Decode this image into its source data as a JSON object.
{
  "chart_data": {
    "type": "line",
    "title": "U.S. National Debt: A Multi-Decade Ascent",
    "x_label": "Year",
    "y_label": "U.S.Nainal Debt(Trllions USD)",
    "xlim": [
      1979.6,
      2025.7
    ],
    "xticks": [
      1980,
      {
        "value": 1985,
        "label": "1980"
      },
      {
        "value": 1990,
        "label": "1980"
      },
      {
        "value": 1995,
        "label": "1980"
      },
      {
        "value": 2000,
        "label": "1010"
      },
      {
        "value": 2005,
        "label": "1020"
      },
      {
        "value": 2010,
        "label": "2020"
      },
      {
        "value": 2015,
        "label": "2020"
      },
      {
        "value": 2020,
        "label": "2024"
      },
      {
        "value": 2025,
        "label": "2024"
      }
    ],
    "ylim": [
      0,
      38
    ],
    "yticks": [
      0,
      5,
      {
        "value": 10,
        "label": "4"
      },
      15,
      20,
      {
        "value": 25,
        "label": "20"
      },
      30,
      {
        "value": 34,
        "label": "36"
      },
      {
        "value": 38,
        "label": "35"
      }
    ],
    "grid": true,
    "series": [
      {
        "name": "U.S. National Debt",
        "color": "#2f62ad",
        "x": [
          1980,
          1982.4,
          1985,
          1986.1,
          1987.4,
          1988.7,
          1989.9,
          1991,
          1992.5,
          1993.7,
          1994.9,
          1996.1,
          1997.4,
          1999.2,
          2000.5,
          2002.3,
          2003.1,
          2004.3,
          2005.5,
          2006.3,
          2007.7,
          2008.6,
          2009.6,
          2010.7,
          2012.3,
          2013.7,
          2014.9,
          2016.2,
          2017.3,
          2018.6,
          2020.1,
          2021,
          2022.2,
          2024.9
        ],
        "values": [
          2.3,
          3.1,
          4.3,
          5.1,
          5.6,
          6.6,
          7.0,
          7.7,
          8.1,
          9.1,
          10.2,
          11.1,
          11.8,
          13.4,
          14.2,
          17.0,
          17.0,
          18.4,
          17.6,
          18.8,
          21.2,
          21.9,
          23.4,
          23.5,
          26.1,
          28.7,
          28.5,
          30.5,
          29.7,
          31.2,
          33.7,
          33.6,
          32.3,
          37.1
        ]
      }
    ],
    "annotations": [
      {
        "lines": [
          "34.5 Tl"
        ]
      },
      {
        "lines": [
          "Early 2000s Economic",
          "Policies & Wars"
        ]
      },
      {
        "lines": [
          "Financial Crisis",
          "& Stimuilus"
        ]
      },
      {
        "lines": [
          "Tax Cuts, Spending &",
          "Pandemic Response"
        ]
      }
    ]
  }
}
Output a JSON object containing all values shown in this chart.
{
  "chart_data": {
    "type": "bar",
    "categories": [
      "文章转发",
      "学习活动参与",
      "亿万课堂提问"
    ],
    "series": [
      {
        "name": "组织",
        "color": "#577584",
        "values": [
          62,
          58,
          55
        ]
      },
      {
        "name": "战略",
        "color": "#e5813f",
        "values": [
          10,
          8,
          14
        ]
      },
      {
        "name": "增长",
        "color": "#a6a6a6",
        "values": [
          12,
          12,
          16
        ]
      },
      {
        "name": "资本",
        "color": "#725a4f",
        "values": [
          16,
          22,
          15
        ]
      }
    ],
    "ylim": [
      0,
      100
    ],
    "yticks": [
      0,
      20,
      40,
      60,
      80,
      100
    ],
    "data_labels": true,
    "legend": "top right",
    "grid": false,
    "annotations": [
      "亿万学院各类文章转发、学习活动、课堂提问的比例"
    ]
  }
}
^^^^
- PROBLEM DETAILS -
Transcribe, word for word, every line from the one containing "Output a JSON" through the final line of the entries, and nothing else.

- REPLY TO THE EXERCISE -
Output a JSON object containing all values shown in this chart.
{
  "chart_data": {
    "type": "bar",
    "categories": [
      "文章转发",
      "学习活动参与",
      "亿万课堂提问"
    ],
    "series": [
      {
        "name": "组织",
        "color": "#577584",
        "values": [
          62,
          58,
          55
        ]
      },
      {
        "name": "战略",
        "color": "#e5813f",
        "values": [
          10,
          8,
          14
        ]
      },
      {
        "name": "增长",
        "color": "#a6a6a6",
        "values": [
          12,
          12,
          16
        ]
      },
      {
        "name": "资本",
        "color": "#725a4f",
        "values": [
          16,
          22,
          15
        ]
      }
    ],
    "ylim": [
      0,
      100
    ],
    "yticks": [
      0,
      20,
      40,
      60,
      80,
      100
    ],
    "data_labels": true,
    "legend": "top right",
    "grid": false,
    "annotations": [
      "亿万学院各类文章转发、学习活动、课堂提问的比例"
    ]
  }
}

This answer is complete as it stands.